**Work required:** Can you output the material exactly as written, minus any pictures it holds?

**The input:**
++++++++++
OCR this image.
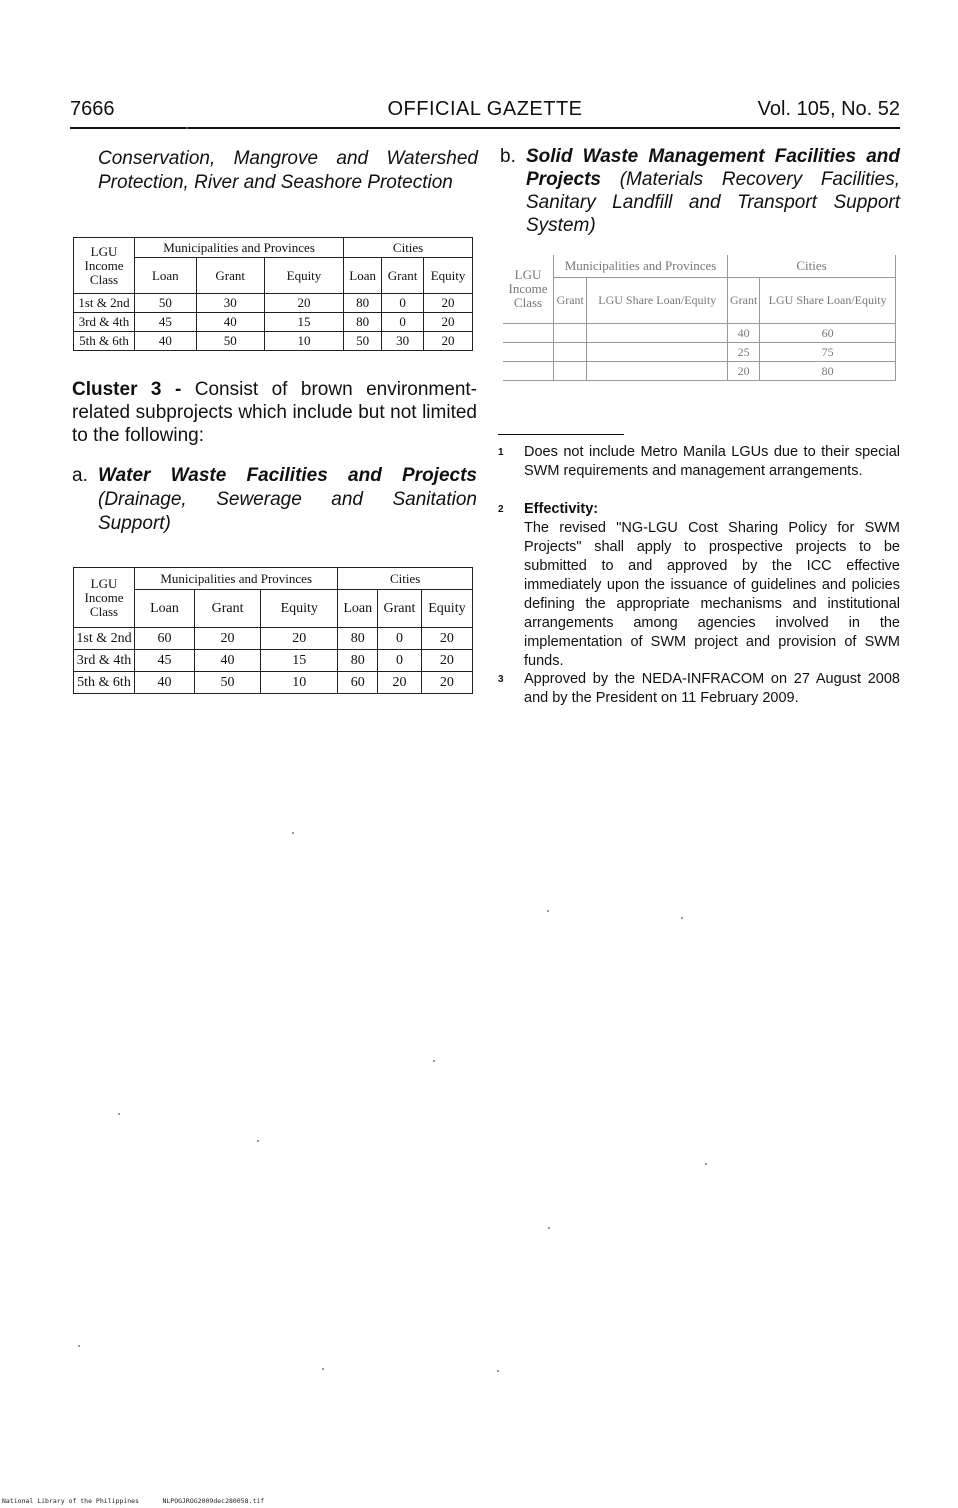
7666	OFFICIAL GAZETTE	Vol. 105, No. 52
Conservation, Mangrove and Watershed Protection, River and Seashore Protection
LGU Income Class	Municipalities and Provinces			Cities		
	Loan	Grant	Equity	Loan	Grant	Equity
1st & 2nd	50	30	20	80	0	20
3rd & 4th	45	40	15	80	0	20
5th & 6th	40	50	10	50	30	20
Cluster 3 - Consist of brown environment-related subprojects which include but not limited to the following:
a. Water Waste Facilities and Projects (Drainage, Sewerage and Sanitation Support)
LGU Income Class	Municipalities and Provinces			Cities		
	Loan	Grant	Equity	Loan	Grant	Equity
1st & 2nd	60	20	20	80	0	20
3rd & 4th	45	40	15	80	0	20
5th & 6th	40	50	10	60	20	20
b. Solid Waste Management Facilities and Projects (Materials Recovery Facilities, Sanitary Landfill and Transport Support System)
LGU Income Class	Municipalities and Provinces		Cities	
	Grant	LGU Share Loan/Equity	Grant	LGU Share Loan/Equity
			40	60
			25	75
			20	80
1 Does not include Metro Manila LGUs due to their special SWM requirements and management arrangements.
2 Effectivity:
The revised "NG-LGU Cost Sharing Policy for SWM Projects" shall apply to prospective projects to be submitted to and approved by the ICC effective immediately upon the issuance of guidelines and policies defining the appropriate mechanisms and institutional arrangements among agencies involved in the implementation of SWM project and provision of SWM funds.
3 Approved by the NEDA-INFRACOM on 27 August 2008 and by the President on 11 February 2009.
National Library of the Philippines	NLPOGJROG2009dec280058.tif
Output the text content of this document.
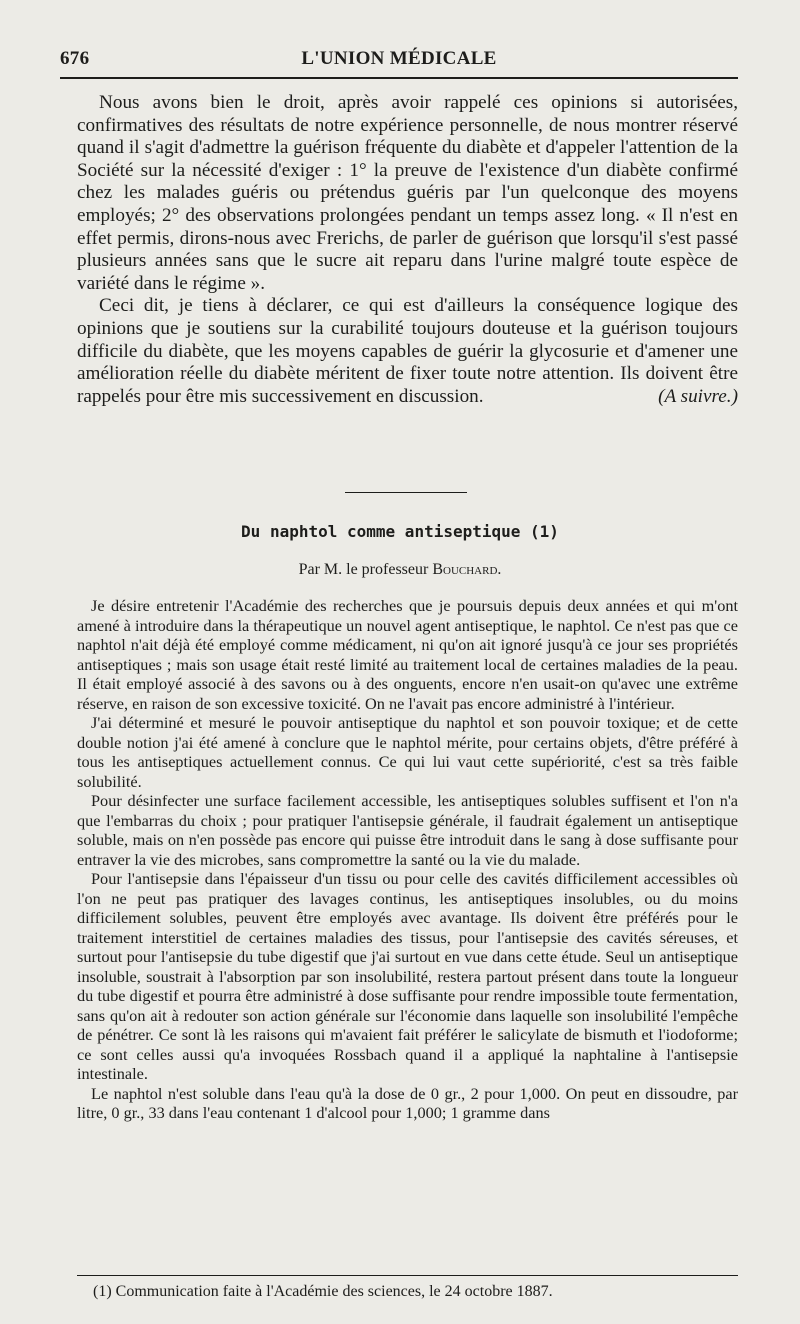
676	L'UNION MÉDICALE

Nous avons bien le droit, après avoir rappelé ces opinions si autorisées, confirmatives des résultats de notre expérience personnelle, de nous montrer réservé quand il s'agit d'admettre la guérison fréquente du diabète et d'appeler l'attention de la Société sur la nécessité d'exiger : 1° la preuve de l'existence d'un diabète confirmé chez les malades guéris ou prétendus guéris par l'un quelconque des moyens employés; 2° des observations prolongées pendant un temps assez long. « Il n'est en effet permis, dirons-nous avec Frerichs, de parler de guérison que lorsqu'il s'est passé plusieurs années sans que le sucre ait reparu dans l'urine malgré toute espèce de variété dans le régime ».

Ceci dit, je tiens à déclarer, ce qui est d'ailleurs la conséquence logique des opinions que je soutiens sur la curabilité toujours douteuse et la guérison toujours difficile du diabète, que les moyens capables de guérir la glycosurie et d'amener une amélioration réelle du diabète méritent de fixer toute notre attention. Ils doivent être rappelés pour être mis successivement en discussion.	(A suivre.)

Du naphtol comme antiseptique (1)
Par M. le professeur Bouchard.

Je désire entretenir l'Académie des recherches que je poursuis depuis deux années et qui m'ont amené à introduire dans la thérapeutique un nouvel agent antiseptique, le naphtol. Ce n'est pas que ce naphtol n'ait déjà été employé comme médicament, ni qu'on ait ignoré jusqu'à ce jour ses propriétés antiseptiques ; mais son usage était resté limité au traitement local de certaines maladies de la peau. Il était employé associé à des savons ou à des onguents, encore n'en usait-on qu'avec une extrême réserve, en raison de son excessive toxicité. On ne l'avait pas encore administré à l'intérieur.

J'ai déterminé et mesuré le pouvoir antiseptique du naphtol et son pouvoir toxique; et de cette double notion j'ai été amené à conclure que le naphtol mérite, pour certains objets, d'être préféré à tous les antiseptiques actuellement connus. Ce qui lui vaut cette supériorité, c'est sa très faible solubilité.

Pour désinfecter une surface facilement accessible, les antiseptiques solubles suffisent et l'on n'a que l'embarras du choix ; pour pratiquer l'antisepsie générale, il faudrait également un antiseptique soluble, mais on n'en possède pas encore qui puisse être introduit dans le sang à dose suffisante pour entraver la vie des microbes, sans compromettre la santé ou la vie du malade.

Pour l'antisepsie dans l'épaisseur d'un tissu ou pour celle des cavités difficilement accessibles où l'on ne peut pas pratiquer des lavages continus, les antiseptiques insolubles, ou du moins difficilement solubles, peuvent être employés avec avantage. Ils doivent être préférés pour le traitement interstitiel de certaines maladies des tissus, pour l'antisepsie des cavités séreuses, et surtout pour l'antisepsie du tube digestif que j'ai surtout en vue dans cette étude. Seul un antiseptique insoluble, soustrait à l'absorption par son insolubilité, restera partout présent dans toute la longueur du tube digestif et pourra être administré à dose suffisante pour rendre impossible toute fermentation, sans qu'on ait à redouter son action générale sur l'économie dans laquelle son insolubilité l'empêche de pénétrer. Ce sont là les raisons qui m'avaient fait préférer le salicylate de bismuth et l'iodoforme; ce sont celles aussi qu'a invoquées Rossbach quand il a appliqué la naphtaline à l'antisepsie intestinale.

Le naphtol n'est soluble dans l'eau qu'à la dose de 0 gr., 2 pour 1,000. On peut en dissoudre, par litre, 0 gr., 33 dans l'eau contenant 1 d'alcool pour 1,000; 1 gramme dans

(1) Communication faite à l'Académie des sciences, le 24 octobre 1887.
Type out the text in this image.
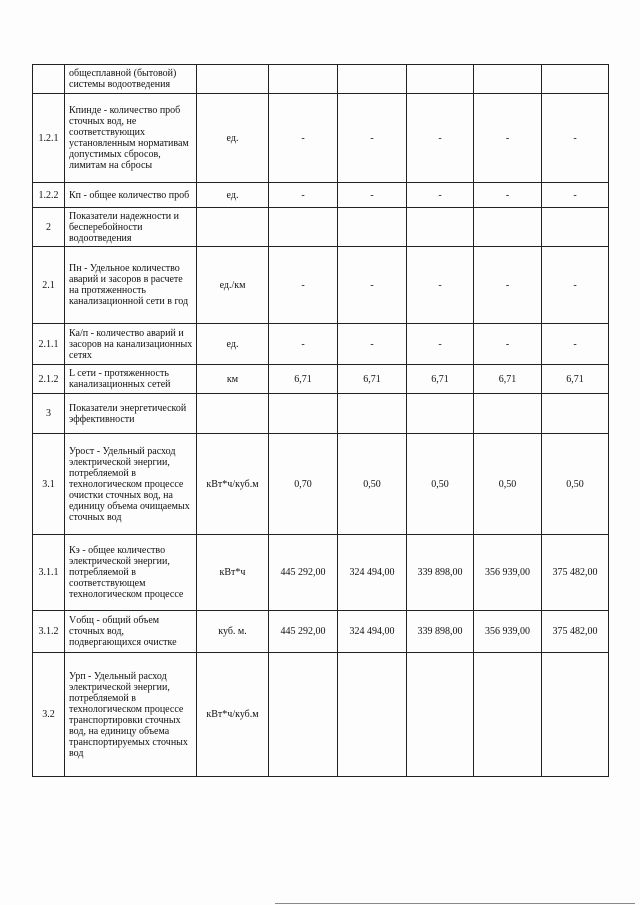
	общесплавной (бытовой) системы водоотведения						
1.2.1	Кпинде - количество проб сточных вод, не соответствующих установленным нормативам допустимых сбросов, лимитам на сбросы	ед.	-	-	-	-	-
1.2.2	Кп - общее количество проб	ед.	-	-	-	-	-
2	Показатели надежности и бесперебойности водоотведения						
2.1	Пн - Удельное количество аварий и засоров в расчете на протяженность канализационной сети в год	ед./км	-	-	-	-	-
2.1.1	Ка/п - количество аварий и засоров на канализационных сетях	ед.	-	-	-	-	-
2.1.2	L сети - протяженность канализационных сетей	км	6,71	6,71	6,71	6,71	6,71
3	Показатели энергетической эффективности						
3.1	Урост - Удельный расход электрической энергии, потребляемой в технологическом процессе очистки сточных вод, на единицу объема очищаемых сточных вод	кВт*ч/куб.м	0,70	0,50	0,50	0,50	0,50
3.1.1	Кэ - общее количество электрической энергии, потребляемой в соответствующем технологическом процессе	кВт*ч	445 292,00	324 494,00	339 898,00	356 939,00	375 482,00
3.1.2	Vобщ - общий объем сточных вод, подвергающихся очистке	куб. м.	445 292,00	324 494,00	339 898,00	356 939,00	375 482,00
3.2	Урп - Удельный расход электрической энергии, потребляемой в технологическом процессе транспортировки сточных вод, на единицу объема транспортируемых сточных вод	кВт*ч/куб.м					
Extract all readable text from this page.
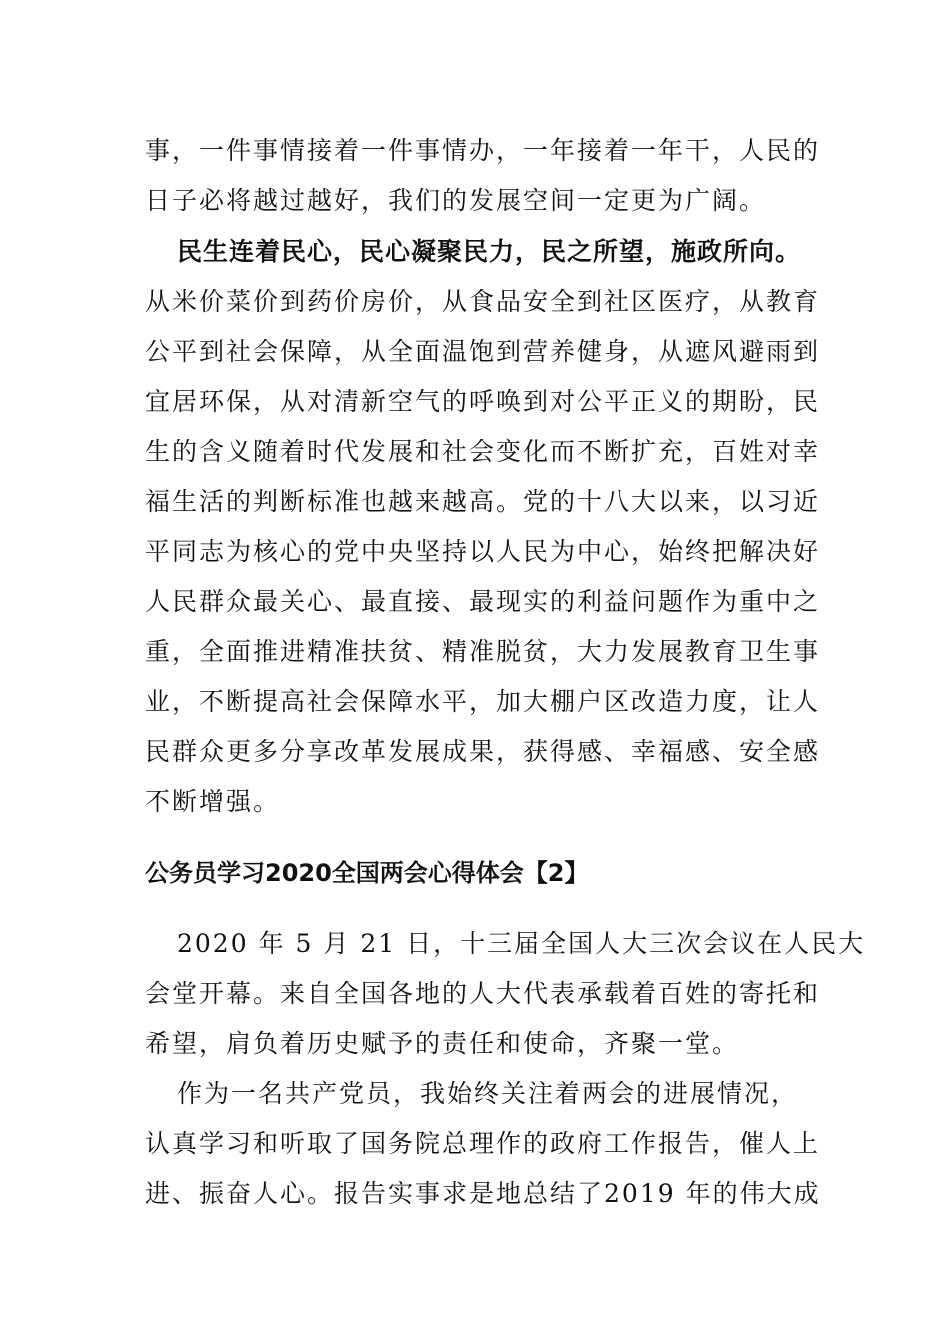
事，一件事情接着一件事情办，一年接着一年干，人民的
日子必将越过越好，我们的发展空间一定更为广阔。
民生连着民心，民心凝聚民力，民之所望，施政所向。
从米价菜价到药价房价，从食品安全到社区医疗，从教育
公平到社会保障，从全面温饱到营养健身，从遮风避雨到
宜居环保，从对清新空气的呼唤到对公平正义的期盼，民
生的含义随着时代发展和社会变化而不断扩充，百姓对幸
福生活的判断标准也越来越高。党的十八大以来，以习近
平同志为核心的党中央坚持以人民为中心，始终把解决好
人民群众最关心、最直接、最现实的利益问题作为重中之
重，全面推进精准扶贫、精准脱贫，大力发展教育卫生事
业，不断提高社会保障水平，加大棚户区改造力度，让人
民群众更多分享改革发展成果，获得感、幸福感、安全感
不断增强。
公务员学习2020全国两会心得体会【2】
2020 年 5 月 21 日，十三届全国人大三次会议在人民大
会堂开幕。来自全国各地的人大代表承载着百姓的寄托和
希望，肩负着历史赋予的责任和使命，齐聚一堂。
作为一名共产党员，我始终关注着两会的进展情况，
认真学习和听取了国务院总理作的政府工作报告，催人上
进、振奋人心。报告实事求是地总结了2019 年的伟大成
++++++++++
**Solution to this exercise:**
OCR this image.
7666	OFFICIAL GAZETTE	Vol. 105, No. 52
Conservation, Mangrove and Watershed Protection, River and Seashore Protection
LGU Income Class	Municipalities and Provinces			Cities		
	Loan	Grant	Equity	Loan	Grant	Equity
1st & 2nd	50	30	20	80	0	20
3rd & 4th	45	40	15	80	0	20
5th & 6th	40	50	10	50	30	20
Cluster 3 - Consist of brown environment-related subprojects which include but not limited to the following:
a. Water Waste Facilities and Projects (Drainage, Sewerage and Sanitation Support)
LGU Income Class	Municipalities and Provinces			Cities		
	Loan	Grant	Equity	Loan	Grant	Equity
1st & 2nd	60	20	20	80	0	20
3rd & 4th	45	40	15	80	0	20
5th & 6th	40	50	10	60	20	20
b. Solid Waste Management Facilities and Projects (Materials Recovery Facilities, Sanitary Landfill and Transport Support System)
LGU Income Class	Municipalities and Provinces		Cities	
	Grant	LGU Share Loan/Equity	Grant	LGU Share Loan/Equity
			40	60
			25	75
			20	80
1 Does not include Metro Manila LGUs due to their special SWM requirements and management arrangements.
2 Effectivity:
The revised "NG-LGU Cost Sharing Policy for SWM Projects" shall apply to prospective projects to be submitted to and approved by the ICC effective immediately upon the issuance of guidelines and policies defining the appropriate mechanisms and institutional arrangements among agencies involved in the implementation of SWM project and provision of SWM funds.
3 Approved by the NEDA-INFRACOM on 27 August 2008 and by the President on 11 February 2009.
National Library of the Philippines	NLPOGJROG2009dec280058.tif
Output the text content of this document.
676	L'UNION MÉDICALE

Nous avons bien le droit, après avoir rappelé ces opinions si autorisées, confirmatives des résultats de notre expérience personnelle, de nous montrer réservé quand il s'agit d'admettre la guérison fréquente du diabète et d'appeler l'attention de la Société sur la nécessité d'exiger : 1° la preuve de l'existence d'un diabète confirmé chez les malades guéris ou prétendus guéris par l'un quelconque des moyens employés; 2° des observations prolongées pendant un temps assez long. « Il n'est en effet permis, dirons-nous avec Frerichs, de parler de guérison que lorsqu'il s'est passé plusieurs années sans que le sucre ait reparu dans l'urine malgré toute espèce de variété dans le régime ».

Ceci dit, je tiens à déclarer, ce qui est d'ailleurs la conséquence logique des opinions que je soutiens sur la curabilité toujours douteuse et la guérison toujours difficile du diabète, que les moyens capables de guérir la glycosurie et d'amener une amélioration réelle du diabète méritent de fixer toute notre attention. Ils doivent être rappelés pour être mis successivement en discussion.	(A suivre.)

Du naphtol comme antiseptique (1)
Par M. le professeur Bouchard.

Je désire entretenir l'Académie des recherches que je poursuis depuis deux années et qui m'ont amené à introduire dans la thérapeutique un nouvel agent antiseptique, le naphtol. Ce n'est pas que ce naphtol n'ait déjà été employé comme médicament, ni qu'on ait ignoré jusqu'à ce jour ses propriétés antiseptiques ; mais son usage était resté limité au traitement local de certaines maladies de la peau. Il était employé associé à des savons ou à des onguents, encore n'en usait-on qu'avec une extrême réserve, en raison de son excessive toxicité. On ne l'avait pas encore administré à l'intérieur.

J'ai déterminé et mesuré le pouvoir antiseptique du naphtol et son pouvoir toxique; et de cette double notion j'ai été amené à conclure que le naphtol mérite, pour certains objets, d'être préféré à tous les antiseptiques actuellement connus. Ce qui lui vaut cette supériorité, c'est sa très faible solubilité.

Pour désinfecter une surface facilement accessible, les antiseptiques solubles suffisent et l'on n'a que l'embarras du choix ; pour pratiquer l'antisepsie générale, il faudrait également un antiseptique soluble, mais on n'en possède pas encore qui puisse être introduit dans le sang à dose suffisante pour entraver la vie des microbes, sans compromettre la santé ou la vie du malade.

Pour l'antisepsie dans l'épaisseur d'un tissu ou pour celle des cavités difficilement accessibles où l'on ne peut pas pratiquer des lavages continus, les antiseptiques insolubles, ou du moins difficilement solubles, peuvent être employés avec avantage. Ils doivent être préférés pour le traitement interstitiel de certaines maladies des tissus, pour l'antisepsie des cavités séreuses, et surtout pour l'antisepsie du tube digestif que j'ai surtout en vue dans cette étude. Seul un antiseptique insoluble, soustrait à l'absorption par son insolubilité, restera partout présent dans toute la longueur du tube digestif et pourra être administré à dose suffisante pour rendre impossible toute fermentation, sans qu'on ait à redouter son action générale sur l'économie dans laquelle son insolubilité l'empêche de pénétrer. Ce sont là les raisons qui m'avaient fait préférer le salicylate de bismuth et l'iodoforme; ce sont celles aussi qu'a invoquées Rossbach quand il a appliqué la naphtaline à l'antisepsie intestinale.

Le naphtol n'est soluble dans l'eau qu'à la dose de 0 gr., 2 pour 1,000. On peut en dissoudre, par litre, 0 gr., 33 dans l'eau contenant 1 d'alcool pour 1,000; 1 gramme dans

(1) Communication faite à l'Académie des sciences, le 24 octobre 1887.
Type out the text in this image.
	общесплавной (бытовой) системы водоотведения						
1.2.1	Кпинде - количество проб сточных вод, не соответствующих установленным нормативам допустимых сбросов, лимитам на сбросы	ед.	-	-	-	-	-
1.2.2	Кп - общее количество проб	ед.	-	-	-	-	-
2	Показатели надежности и бесперебойности водоотведения						
2.1	Пн - Удельное количество аварий и засоров в расчете на протяженность канализационной сети в год	ед./км	-	-	-	-	-
2.1.1	Ка/п - количество аварий и засоров на канализационных сетях	ед.	-	-	-	-	-
2.1.2	L сети - протяженность канализационных сетей	км	6,71	6,71	6,71	6,71	6,71
3	Показатели энергетической эффективности						
3.1	Урост - Удельный расход электрической энергии, потребляемой в технологическом процессе очистки сточных вод, на единицу объема очищаемых сточных вод	кВт*ч/куб.м	0,70	0,50	0,50	0,50	0,50
3.1.1	Кэ - общее количество электрической энергии, потребляемой в соответствующем технологическом процессе	кВт*ч	445 292,00	324 494,00	339 898,00	356 939,00	375 482,00
3.1.2	Vобщ - общий объем сточных вод, подвергающихся очистке	куб. м.	445 292,00	324 494,00	339 898,00	356 939,00	375 482,00
3.2	Урп - Удельный расход электрической энергии, потребляемой в технологическом процессе транспортировки сточных вод, на единицу объема транспортируемых сточных вод	кВт*ч/куб.м					
Extract all readable text from this page.
事，一件事情接着一件事情办，一年接着一年干，人民的
日子必将越过越好，我们的发展空间一定更为广阔。
民生连着民心，民心凝聚民力，民之所望，施政所向。
从米价菜价到药价房价，从食品安全到社区医疗，从教育
公平到社会保障，从全面温饱到营养健身，从遮风避雨到
宜居环保，从对清新空气的呼唤到对公平正义的期盼，民
生的含义随着时代发展和社会变化而不断扩充，百姓对幸
福生活的判断标准也越来越高。党的十八大以来，以习近
平同志为核心的党中央坚持以人民为中心，始终把解决好
人民群众最关心、最直接、最现实的利益问题作为重中之
重，全面推进精准扶贫、精准脱贫，大力发展教育卫生事
业，不断提高社会保障水平，加大棚户区改造力度，让人
民群众更多分享改革发展成果，获得感、幸福感、安全感
不断增强。
公务员学习2020全国两会心得体会【2】
2020 年 5 月 21 日，十三届全国人大三次会议在人民大
会堂开幕。来自全国各地的人大代表承载着百姓的寄托和
希望，肩负着历史赋予的责任和使命，齐聚一堂。
作为一名共产党员，我始终关注着两会的进展情况，
认真学习和听取了国务院总理作的政府工作报告，催人上
进、振奋人心。报告实事求是地总结了2019 年的伟大成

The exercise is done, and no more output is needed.